▸ **TEXT SHOWN**:
In assessing an opponent’s showing under this second path, we stated that "the judge may consider whether the case presents as a ‘classic’ or ‘typical’ SLAPP suit, i.e., whether it is a ‘lawsuit[ ] directed at individual citizens of modest means for speaking publicly against development projects’" (citation omitted). Id. at 206, 130 N.E.3d 1242. We also identified numerous other factors that may be relevant:

"by way of example, whether the lawsuit was commenced close in time to the petitioning activity; whether the anti-SLAPP motion was filed promptly; the centrality of the challenged claim in the context of the litigation as a whole, and the relative strength of the [special motion opponent]’s claim; evidence that the petitioning activity was chilled; and whether the damages requested by the [special motion opponent], such as attorney’s fees associated with an abuse of process claim, themselves burden the [special motion proponent]’s exercise of the right to petition" (footnotes omitted).

Id. at 206-207, 130 N.E.3d 1242.

As demonstrated by the briefing in this appeal, the submissions from all the amici, and the feedback by way of recent jurisprudence from appellate justices concerning the second path, it has become clear that the second path presents numerous problems. It strays from the statutory language, See G. L. c. 231, § 59H. It shifts the focus to the motives of the special motion opponent, which must be determined based on documentary evidence alone. See Nyberg, 101 Mass. App. Ct. at 654-655, 195 N.E.3d 473 (pointing out difficulty motion judge will have "discern[ing] a party’s primary motivation" for bringing suit, on basis of documentary evidence alone, and without "a more complete evidentiary record scrutinized through cross-examination"). And it involves consideration of an open-ended list of factors, thereby inviting subjective, if not unpredictable, decision-making. See, e.g., id. at 656, 195 N.E.3d 473 (upholding allowance of special motion to dismiss, despite observing that "a different judge may have reached a different result" in conducting "second path" analysis).

[3] This additional complexity further serves to lengthen the amount of time it takes for parties to litigate a special motion to dismiss, and for motion judges to rule on them. See Krimkowitz v. Aliev, 102 Mass. App. Ct. 46, 47, 200 N.E.3d 1010 (2022) ("Typically, rulings on special motions to dismiss under the anti-SLAPP statute run many pages and require difficult legal analysis"). Thus, the resolution of these motions may span years and result in significant attorney’s fees. See Exxon, 489 Mass. at 728 n.5, 187 N.E.3d 393, and cases cited. All the while, discovery in the case is automatically stayed. See G. L. c. 231, § 59H, third par. And because the statute requires that the resolution of such motions must be prioritized, the current anti-SLAPP framework has a significant impact on a trial court’s ability to manage its docket in an orderly and efficient manner. See Exxon, supra. In short, while special motions to dismiss were designed to "be resolved quickly with minimum cost to citizens who have participated in matter of public concern," resolution under the augmented framework has become anything but. Duracraft, 427 Mass. at 161, 691 N.E.2d 935, quoting 1994 House Doc. No. 1520. Accordingly, for all these reasons we eliminate the second path set out in Blanchard I and Blanchard II.

▸ **PROVIDED INFORMATION**:

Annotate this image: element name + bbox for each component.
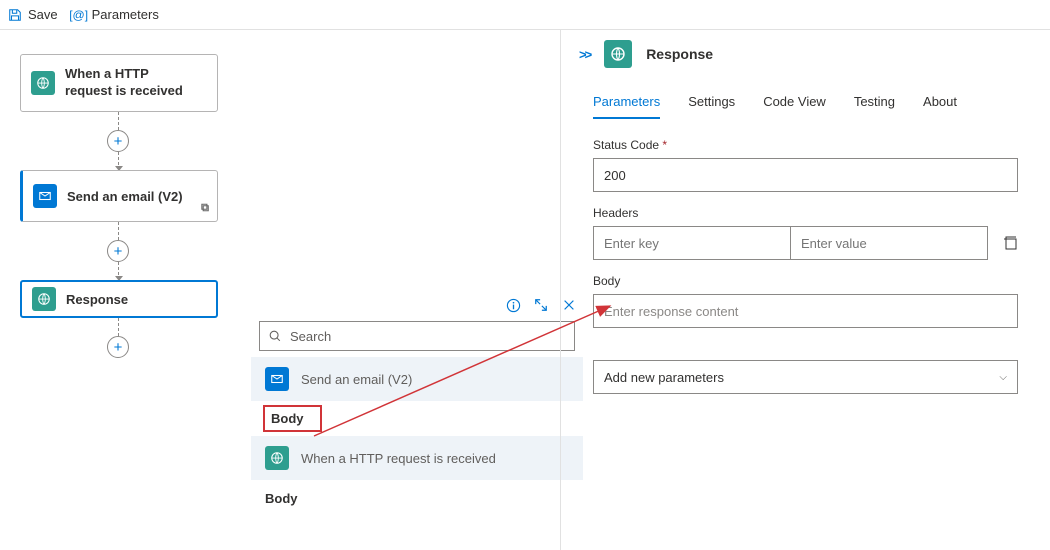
search-input[interactable]: Search: [259, 321, 575, 351]
node-send-email[interactable]: Send an email (V2) ⧉: [20, 170, 218, 222]
parameters-icon: [@]: [72, 8, 86, 22]
tab-about[interactable]: About: [923, 94, 957, 119]
connector: [118, 318, 120, 336]
search-placeholder: Search: [290, 329, 331, 344]
connector: [118, 262, 120, 280]
parameters-button[interactable]: [@] Parameters: [72, 7, 159, 22]
add-step-button[interactable]: +: [107, 240, 129, 262]
collapse-button[interactable]: >>: [579, 47, 590, 62]
node-response[interactable]: Response: [20, 280, 218, 318]
node-email-label: Send an email (V2): [67, 189, 183, 204]
save-icon: [8, 8, 22, 22]
node-response-label: Response: [66, 292, 128, 307]
status-code-input[interactable]: [593, 158, 1018, 192]
list-item-label: When a HTTP request is received: [301, 451, 496, 466]
panel-tabs: Parameters Settings Code View Testing Ab…: [561, 78, 1050, 120]
tab-settings[interactable]: Settings: [688, 94, 735, 119]
body-label[interactable]: Body: [251, 480, 583, 516]
connector: [118, 152, 120, 170]
tab-testing[interactable]: Testing: [854, 94, 895, 119]
connector: [118, 112, 120, 130]
dynamic-content-popup: Search Send an email (V2) Body When a HT…: [250, 288, 584, 517]
search-icon: [268, 329, 282, 343]
globe-icon: [31, 71, 55, 95]
save-button[interactable]: Save: [8, 7, 58, 22]
body-token[interactable]: Body: [263, 405, 322, 432]
body-label: Body: [593, 274, 1018, 288]
list-item[interactable]: Send an email (V2): [251, 357, 583, 401]
globe-icon: [265, 446, 289, 470]
node-http-label: When a HTTP request is received: [65, 66, 197, 100]
node-http-trigger[interactable]: When a HTTP request is received: [20, 54, 218, 112]
add-step-button[interactable]: +: [107, 130, 129, 152]
headers-label: Headers: [593, 206, 1018, 220]
add-parameters-dropdown[interactable]: Add new parameters ⌵: [593, 360, 1018, 394]
header-value-input[interactable]: [790, 226, 988, 260]
expand-icon[interactable]: [533, 297, 549, 313]
globe-icon: [32, 287, 56, 311]
panel-title: Response: [646, 46, 713, 62]
save-label: Save: [28, 7, 58, 22]
parameters-label: Parameters: [92, 7, 159, 22]
status-code-label: Status Code *: [593, 138, 1018, 152]
tab-codeview[interactable]: Code View: [763, 94, 826, 119]
connector: [118, 222, 120, 240]
chevron-down-icon: ⌵: [999, 372, 1007, 383]
add-step-button[interactable]: +: [107, 336, 129, 358]
email-icon: [265, 367, 289, 391]
table-icon[interactable]: [1002, 235, 1018, 251]
info-icon[interactable]: [505, 297, 521, 313]
body-input[interactable]: [593, 294, 1018, 328]
list-item-label: Send an email (V2): [301, 372, 412, 387]
workflow-canvas: When a HTTP request is received + Send a…: [0, 30, 560, 550]
email-icon: [33, 184, 57, 208]
list-item[interactable]: When a HTTP request is received: [251, 436, 583, 480]
dropdown-label: Add new parameters: [604, 370, 724, 385]
link-icon: ⧉: [201, 202, 209, 215]
toolbar: Save [@] Parameters: [0, 0, 1050, 30]
tab-parameters[interactable]: Parameters: [593, 94, 660, 119]
header-key-input[interactable]: [593, 226, 790, 260]
globe-icon: [604, 40, 632, 68]
details-panel: >> Response Parameters Settings Code Vie…: [560, 30, 1050, 550]
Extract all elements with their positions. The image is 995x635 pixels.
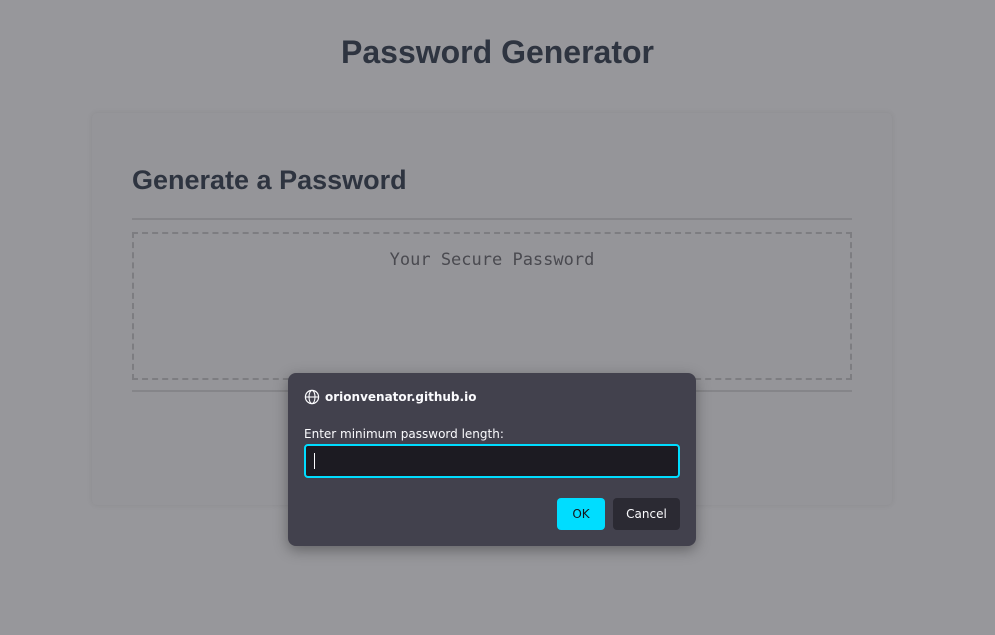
- cancel-button[interactable]: Cancel: [613, 498, 680, 530]
- card-header: Generate a Password: [132, 165, 407, 195]
- password-output[interactable]: [132, 232, 852, 380]
- dialog-message: Enter minimum password length:: [304, 427, 504, 441]
- globe-icon: [304, 389, 320, 405]
- min-length-input[interactable]: [304, 444, 680, 478]
- prompt-dialog: orionvenator.github.io Enter minimum pas…: [288, 373, 696, 546]
- dialog-origin-text: orionvenator.github.io: [325, 390, 477, 404]
- text-caret: [314, 453, 315, 469]
- card-divider-top: [132, 218, 852, 220]
- page-title: Password Generator: [341, 34, 654, 70]
- ok-button[interactable]: OK: [557, 498, 605, 530]
- page: Password Generator Generate a Password o…: [0, 0, 995, 635]
- dialog-origin: orionvenator.github.io: [304, 389, 476, 405]
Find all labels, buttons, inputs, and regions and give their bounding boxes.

▸ **EXERCISE 1**:
In the anti-SLAPP opinion excerpt, what happens to discovery in a case while a special motion to dismiss is pending?
▸ **EXERCISE 2**:
Please carry on the anti-SLAPP opinion from its last sentence.

▸ **TASK OUTPUT 1**:
Discovery is automatically stayed.

▸ **TASK OUTPUT 2**:
[4, 5] We also overrule the additional requirement set forth in Blanchard I, 477 Mass. at 155-156, 75 N.E.3d 21, and further explicated in Reichenbach, 92 Mass. App. Ct. at 574, 90 N.E.3d 791, that the motion judge parse the factual allegations underlying each claim to determine whether a portion of the opponent’s cause of action could be construed as being based on the proponent’s petitioning alone. We begin with the recognition that "the statute does not create a process for parsing counts to segregate components that can proceed from those that cannot." Ehrlich, 74 Mass. App. Ct. at 536, 908 N.E.2d 797. Engaging in such parsing has likewise significantly complicated and delayed the resolution of these cases. Furthermore, as this court cautioned in Duracraft, 427 Mass. at 166-167, 691 N.E.2d 935, we must always be aware that both proponents and opponents of special motions to dismiss are engaged in petitioning activity, requiring courts to proceed cautiously when the protection of a proponent’s petitioning activity interferes with an opponent’s own legitimate petitioning rights.

Both sides have, a right to file suit, i.e., petition, for the redress of grievances. See Sahli v. Bull HN Info. Sys., Inc., 437 Mass. 696, 700–701, 774 N.E.2d 1085 (2002) (acknowledging "constitutional right to seek judicial resolution of disputes under the First Amendment to the United States Constitution and art. 11 of the Massachusetts Declaration of Rights" [footnotes omitted]).

[6] Mixed claims, that is, those based on a proponent’s petitioning along with substantial conduct other than or in addition to the petitioning activities, inevitably involve an inquiry into both sides’ legitimate petitioning rights. See id. And any citizen, including an opponent of a special motion to dismiss, certainly has a right to sue over matters not involving the proponent’s petitioning rights. Such suits are exercises of the opponents own right of petition. See Sahli v. Bull HN Info. Sys., Inc., 437 Mass. 696, 700–701, 774 N.E.2d 1085 (2002). Thus, as we explain in more detail below, the parsing of claims involving a mixture of petitioning and other matters is best addressed in the course of ordinary litigation, where both sides’ claims and defenses can be fully analyzed based on a more complete record, not special motions to dismiss.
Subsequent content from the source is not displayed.